PROVIDED TEXT –
----------------------------------------

12. Best practices

12.1. Other best practices information

This isn’t the last word. Also consider:

12.2. Filesystems

There are two performance gotchas to be aware of for Charliecloud.

12.2.1. Metadata traffic

Directory-format container images and the Charliecloud storage directory often contain, and thus Charliecloud must manipulate, a very large number of files. For example, after running the test suite, the storage directory contains almost 140,000 files. That is, metadata traffic can be quite high.

Such images and the storage directory should be stored on a filesystem with reasonable metadata performance. Notably, this excludes Lustre, which is commonly used for scratch filesystems in HPC; i.e., don’t store these things on Lustre. NFS is usually fine, though in general it performs worse than a local filesystem.

In contrast, SquashFS images, which encapsulate the image into a single file that is mounted using FUSE at runtime, insulate the filesystem from this metadata traffic. Images in this format are suitable for any filesystem, including Lustre.

12.2.2. File copy performance

ch-image does a lot of file copying. The bulk of this is manipulating images in the storage directory. Importantly, this includes large files stored by the build cache outside its Git repository, though this feature is disabled by default.

Copies are costly both in time (to read, transfer, and write the duplicate bytes) and space (to store the bytes). However significant optimizations are sometimes available. Charliecloud’s internal file copies (unfortunately not sub-programs like Git) can take advantage of multiple optimized file-copy paths offered by Linux:

in-kernel copy

Copy data inside the kernel without passing through user-space. Saves time but not space.

server-side copy

Copy data on the server without sending it over the network, relevant only for network filesystems. Saves time but not space.

reflink copy (best)

Copy-on-write via “reflink”. The destination file gets a new inode but shares the data extents of the source file — i.e., no data are copied! — with extents unshared later if/when are written. Saves both time and space (and potentially quite a lot).

To use these optimizations, you need:

  1. Python ≥3.8, for os.copy_file_range() (docs), which wraps copy_file_range(2) (man page), which selects the best method from the three above.

----------------------------------------

MATERIAL SUPPLIED –
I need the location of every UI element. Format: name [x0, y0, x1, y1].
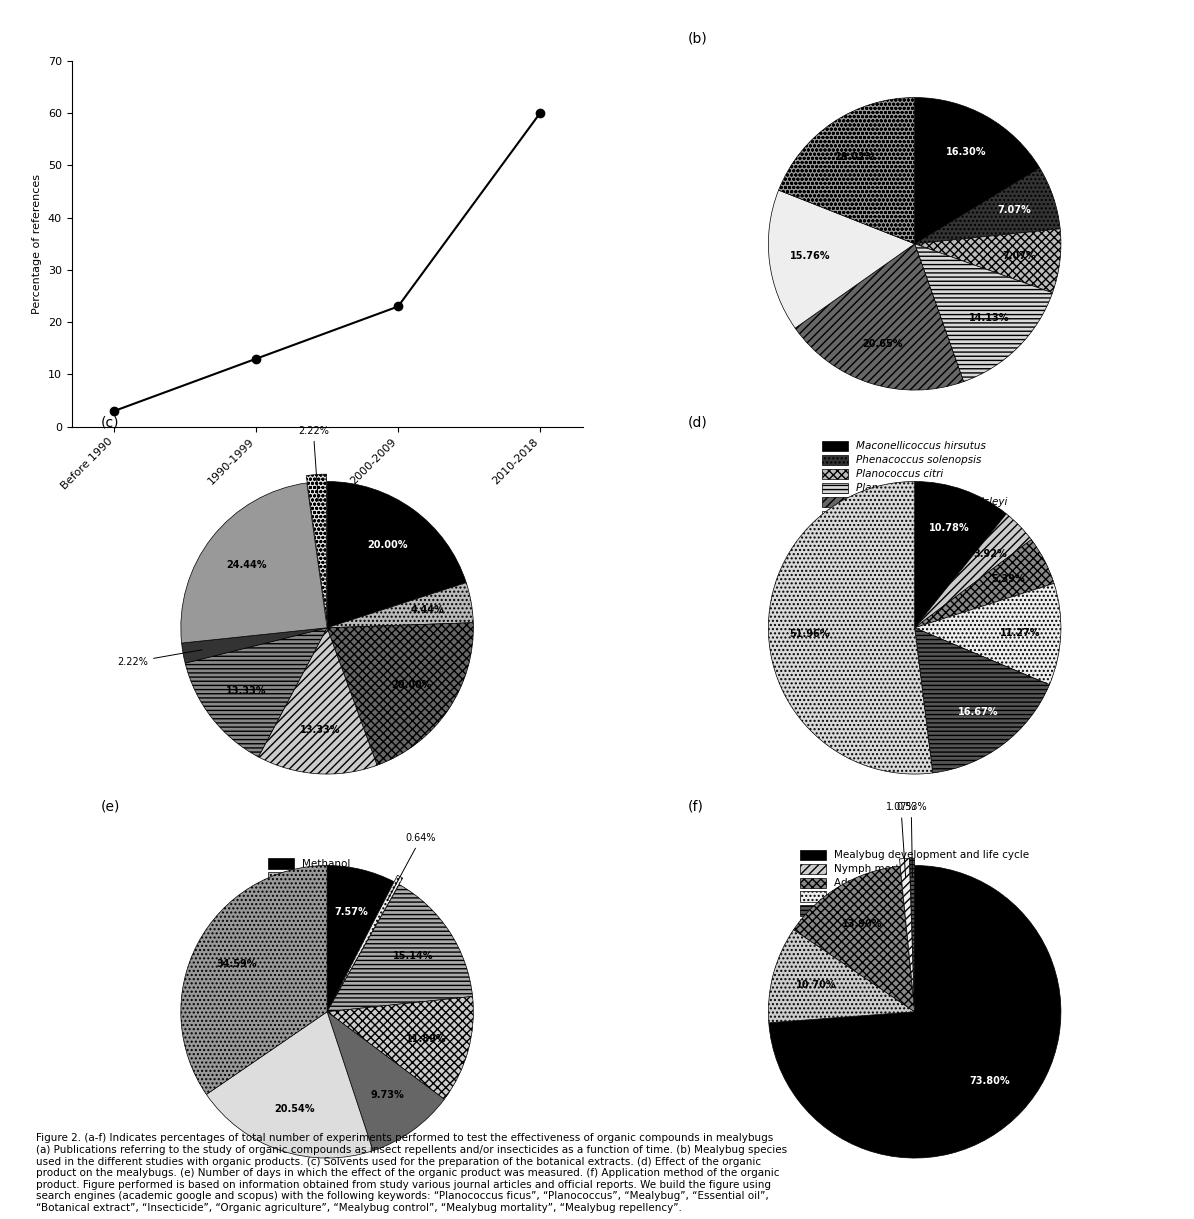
Wedge shape — [327, 885, 473, 1012]
Text: (c): (c) — [100, 416, 119, 429]
Text: 5.39%: 5.39% — [991, 574, 1026, 584]
Wedge shape — [327, 996, 473, 1100]
Text: 13.33%: 13.33% — [300, 725, 340, 735]
Wedge shape — [769, 930, 915, 1023]
Wedge shape — [331, 875, 402, 1006]
Text: 7.07%: 7.07% — [1002, 251, 1036, 261]
Wedge shape — [181, 628, 327, 663]
Wedge shape — [258, 628, 377, 774]
Text: 20.00%: 20.00% — [367, 540, 407, 550]
Y-axis label: Percentage of references: Percentage of references — [32, 174, 42, 313]
Wedge shape — [327, 1012, 444, 1151]
Wedge shape — [915, 482, 1007, 628]
Legend: Maconellicoccus hirsutus, Phenacoccus solenopsis, Planococcus citri, Planococcus: Maconellicoccus hirsutus, Phenacoccus so… — [819, 438, 1010, 539]
X-axis label: Time (years): Time (years) — [283, 497, 371, 511]
Text: 7.07%: 7.07% — [998, 205, 1032, 216]
Wedge shape — [769, 865, 1061, 1158]
Wedge shape — [185, 628, 327, 757]
Wedge shape — [794, 867, 915, 1012]
Wedge shape — [769, 190, 915, 328]
Text: 34.59%: 34.59% — [216, 959, 257, 969]
Text: 11.27%: 11.27% — [999, 628, 1040, 638]
Text: 13.33%: 13.33% — [226, 686, 266, 696]
Wedge shape — [778, 98, 915, 244]
Wedge shape — [306, 474, 327, 620]
Wedge shape — [327, 623, 473, 766]
Text: 20.54%: 20.54% — [275, 1103, 314, 1114]
Text: 0.53%: 0.53% — [896, 802, 927, 878]
Text: 2.22%: 2.22% — [297, 425, 328, 501]
Text: 73.80%: 73.80% — [970, 1076, 1010, 1086]
Text: 24.44%: 24.44% — [226, 560, 266, 569]
Wedge shape — [915, 244, 1052, 382]
Text: 2.22%: 2.22% — [117, 650, 202, 667]
Text: 19.02%: 19.02% — [835, 151, 875, 162]
Wedge shape — [915, 168, 1060, 244]
Wedge shape — [180, 865, 327, 1095]
Legend: Mealybug development and life cycle, Nymph mortality, Adult mortality, Nymph rep: Mealybug development and life cycle, Nym… — [796, 846, 1033, 934]
Wedge shape — [327, 865, 394, 1012]
Wedge shape — [915, 98, 1040, 244]
Wedge shape — [915, 513, 1032, 628]
Text: 16.30%: 16.30% — [946, 147, 986, 157]
Legend: Methanol, Water, Ethyl acetate, Petroleum ether, Acetone, Ethanol, Hexane, Uninf: Methanol, Water, Ethyl acetate, Petroleu… — [265, 855, 389, 970]
Text: 20.65%: 20.65% — [862, 339, 903, 349]
Wedge shape — [915, 229, 1061, 293]
Text: (e): (e) — [100, 800, 119, 813]
Text: 20.00%: 20.00% — [392, 680, 432, 690]
Wedge shape — [915, 540, 1054, 628]
Text: 51.96%: 51.96% — [789, 629, 830, 639]
Text: 14.13%: 14.13% — [968, 313, 1009, 323]
Wedge shape — [915, 584, 1061, 685]
Text: 9.73%: 9.73% — [370, 1090, 404, 1100]
Wedge shape — [207, 1012, 373, 1158]
Text: 0.64%: 0.64% — [388, 833, 436, 900]
Wedge shape — [769, 482, 933, 774]
Text: 1.07%: 1.07% — [886, 802, 916, 878]
Text: 4.44%: 4.44% — [411, 605, 445, 616]
Text: 3.92%: 3.92% — [973, 550, 1007, 560]
Text: 10.78%: 10.78% — [929, 523, 970, 534]
Wedge shape — [180, 483, 327, 644]
Wedge shape — [915, 628, 1050, 773]
Text: 15.76%: 15.76% — [790, 251, 830, 261]
Text: 10.70%: 10.70% — [795, 980, 836, 990]
Wedge shape — [899, 858, 915, 1004]
Text: 13.90%: 13.90% — [842, 919, 882, 929]
Text: (d): (d) — [688, 416, 708, 429]
Text: 7.57%: 7.57% — [334, 907, 368, 917]
Text: Figure 2. (a-f) Indicates percentages of total number of experiments performed t: Figure 2. (a-f) Indicates percentages of… — [36, 1134, 787, 1213]
Text: (f): (f) — [688, 800, 703, 813]
Wedge shape — [327, 583, 473, 628]
Text: 15.14%: 15.14% — [393, 951, 433, 961]
Text: 16.67%: 16.67% — [958, 707, 998, 717]
Text: (b): (b) — [688, 32, 708, 45]
Text: 11.89%: 11.89% — [406, 1034, 447, 1043]
Wedge shape — [795, 244, 964, 390]
Wedge shape — [910, 858, 915, 1004]
Wedge shape — [327, 482, 466, 628]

----------------------------------------

OBJECTIVE –
Continue the Charliecloud best practices text from where it stops. The items are separate material from the text.

ANSWER TO THIS PROBLEM –
  2. A new-ish Linux kernel (details vary).

  3. The right filesystem.

The following table summarizes our (possibly incorrect) understanding of filesystem support as of October 2023. For current or historical information, see the Linux source code for in-kernel filesystems or specific filesystem release nodes, e.g. ZFS. A checkmark ✅ indicates supported, ❌ unsupported. We recommend using a filesystem that supports reflink and also (if applicable) server-side copy.

in-kernel

server-side

reflink (best)

local filesystems

BTRFS

n/a

OCFS2

n/a

XFS

n/a

ZFS

n/a

✅ [1]

network filesystems

CIFS/SMB

?

NFSv3

NFSv4

✅ [2]

other situations

filesystems not listed

copies between filesystems

❌ [3]

Notes:

  1. As of ZFS 2.2.0.

  2. If the underlying exported filesystem also supports reflink.

  3. Recent kernels (≥5.18 as well as stable kernels if backported) support in-kernel file copy between filesystems, but for many kernels it is not stable, so Charliecloud does not currently attempt it.

12.3. Installing your own software

This section covers four situations for making software available inside a Charliecloud container:

  1. Third-party software installed into the image using a package manager.

  2. Third-party software compiled from source into the image.

  3. Your software installed into the image.

  4. Your software stored on the host but compiled in the container.

Note

Maybe you don’t have to install the software at all. Is there already a trustworthy image on Docker Hub you can use as a base?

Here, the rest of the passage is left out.